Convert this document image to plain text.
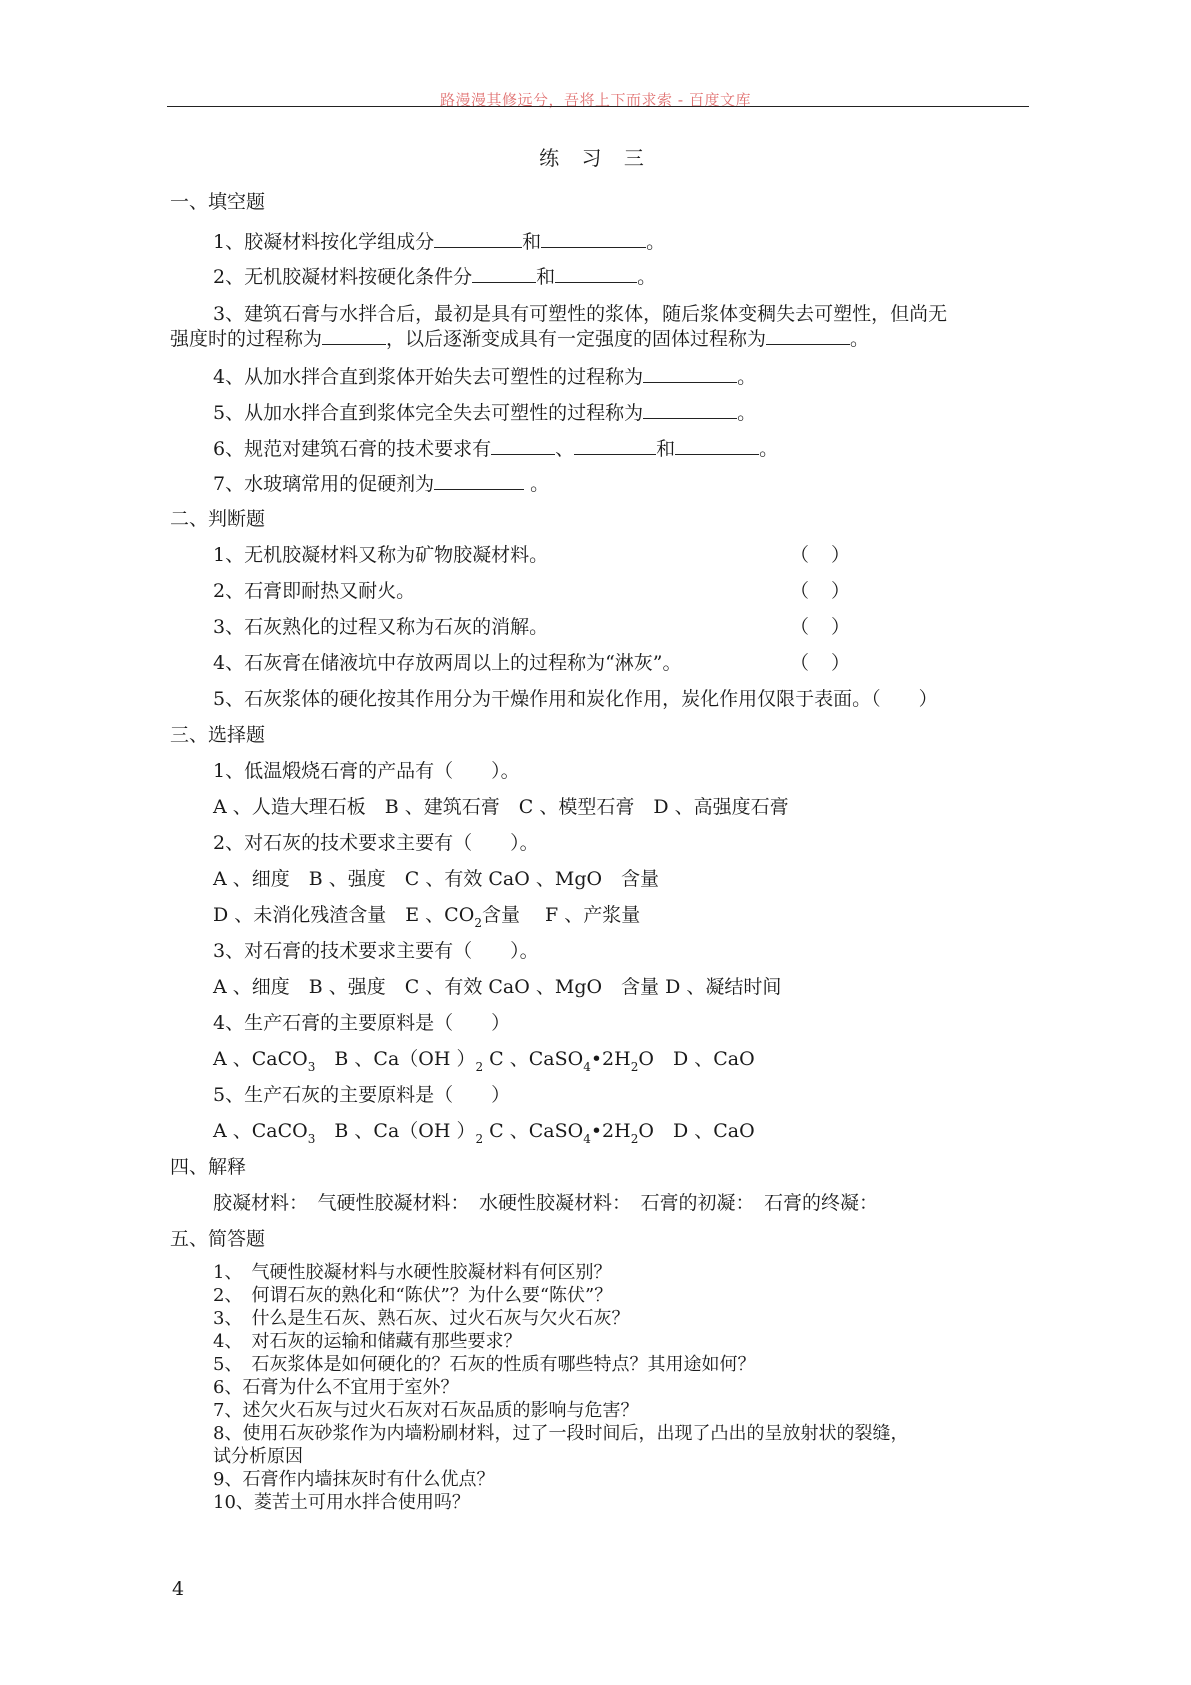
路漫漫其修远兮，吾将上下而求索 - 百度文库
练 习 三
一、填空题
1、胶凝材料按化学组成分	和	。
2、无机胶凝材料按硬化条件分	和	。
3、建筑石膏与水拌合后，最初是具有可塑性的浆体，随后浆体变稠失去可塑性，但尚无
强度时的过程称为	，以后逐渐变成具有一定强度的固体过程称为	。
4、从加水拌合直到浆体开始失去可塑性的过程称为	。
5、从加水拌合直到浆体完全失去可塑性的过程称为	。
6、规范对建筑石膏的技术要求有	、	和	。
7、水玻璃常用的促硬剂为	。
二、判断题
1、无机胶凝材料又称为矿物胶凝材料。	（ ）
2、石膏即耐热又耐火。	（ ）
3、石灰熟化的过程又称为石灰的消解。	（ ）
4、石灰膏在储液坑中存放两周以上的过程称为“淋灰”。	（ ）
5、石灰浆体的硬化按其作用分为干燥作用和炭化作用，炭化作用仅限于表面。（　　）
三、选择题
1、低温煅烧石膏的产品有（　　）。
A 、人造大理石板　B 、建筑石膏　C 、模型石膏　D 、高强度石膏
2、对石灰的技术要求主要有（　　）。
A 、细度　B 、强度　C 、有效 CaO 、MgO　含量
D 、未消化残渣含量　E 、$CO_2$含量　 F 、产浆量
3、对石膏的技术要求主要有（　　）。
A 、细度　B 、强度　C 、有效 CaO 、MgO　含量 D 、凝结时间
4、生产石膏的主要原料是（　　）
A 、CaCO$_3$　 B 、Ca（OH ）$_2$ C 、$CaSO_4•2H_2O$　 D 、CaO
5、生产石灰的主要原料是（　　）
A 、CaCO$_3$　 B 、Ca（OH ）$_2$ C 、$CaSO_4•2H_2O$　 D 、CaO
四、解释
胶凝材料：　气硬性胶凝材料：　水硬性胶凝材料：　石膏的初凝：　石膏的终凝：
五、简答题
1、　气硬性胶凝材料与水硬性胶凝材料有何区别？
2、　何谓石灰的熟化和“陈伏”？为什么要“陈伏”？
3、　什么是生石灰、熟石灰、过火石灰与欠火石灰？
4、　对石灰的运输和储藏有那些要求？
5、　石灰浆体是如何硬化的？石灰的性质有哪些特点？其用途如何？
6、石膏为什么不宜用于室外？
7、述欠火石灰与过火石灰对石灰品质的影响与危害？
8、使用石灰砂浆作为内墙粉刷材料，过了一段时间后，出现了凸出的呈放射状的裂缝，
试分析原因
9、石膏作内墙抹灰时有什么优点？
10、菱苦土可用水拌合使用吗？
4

▸ WRITTEN REQUEST: Exclude the images and reproduce the remaining data exactly.

▸ RESPONSE TO THE TASK:
Convert this document image to plain text.
路漫漫其修远兮，吾将上下而求索 - 百度文库
练 习 三
一、填空题
1、胶凝材料按化学组成分	和	。
2、无机胶凝材料按硬化条件分	和	。
3、建筑石膏与水拌合后，最初是具有可塑性的浆体，随后浆体变稠失去可塑性，但尚无
强度时的过程称为	，以后逐渐变成具有一定强度的固体过程称为	。
4、从加水拌合直到浆体开始失去可塑性的过程称为	。
5、从加水拌合直到浆体完全失去可塑性的过程称为	。
6、规范对建筑石膏的技术要求有	、	和	。
7、水玻璃常用的促硬剂为	。
二、判断题
1、无机胶凝材料又称为矿物胶凝材料。	（ ）
2、石膏即耐热又耐火。	（ ）
3、石灰熟化的过程又称为石灰的消解。	（ ）
4、石灰膏在储液坑中存放两周以上的过程称为“淋灰”。	（ ）
5、石灰浆体的硬化按其作用分为干燥作用和炭化作用，炭化作用仅限于表面。（　　）
三、选择题
1、低温煅烧石膏的产品有（　　）。
A 、人造大理石板　B 、建筑石膏　C 、模型石膏　D 、高强度石膏
2、对石灰的技术要求主要有（　　）。
A 、细度　B 、强度　C 、有效 CaO 、MgO　含量
D 、未消化残渣含量　E 、$CO_2$含量　 F 、产浆量
3、对石膏的技术要求主要有（　　）。
A 、细度　B 、强度　C 、有效 CaO 、MgO　含量 D 、凝结时间
4、生产石膏的主要原料是（　　）
A 、CaCO$_3$　 B 、Ca（OH ）$_2$ C 、$CaSO_4•2H_2O$　 D 、CaO
5、生产石灰的主要原料是（　　）
A 、CaCO$_3$　 B 、Ca（OH ）$_2$ C 、$CaSO_4•2H_2O$　 D 、CaO
四、解释
胶凝材料：　气硬性胶凝材料：　水硬性胶凝材料：　石膏的初凝：　石膏的终凝：
五、简答题
1、　气硬性胶凝材料与水硬性胶凝材料有何区别？
2、　何谓石灰的熟化和“陈伏”？为什么要“陈伏”？
3、　什么是生石灰、熟石灰、过火石灰与欠火石灰？
4、　对石灰的运输和储藏有那些要求？
5、　石灰浆体是如何硬化的？石灰的性质有哪些特点？其用途如何？
6、石膏为什么不宜用于室外？
7、述欠火石灰与过火石灰对石灰品质的影响与危害？
8、使用石灰砂浆作为内墙粉刷材料，过了一段时间后，出现了凸出的呈放射状的裂缝，
试分析原因
9、石膏作内墙抹灰时有什么优点？
10、菱苦土可用水拌合使用吗？
4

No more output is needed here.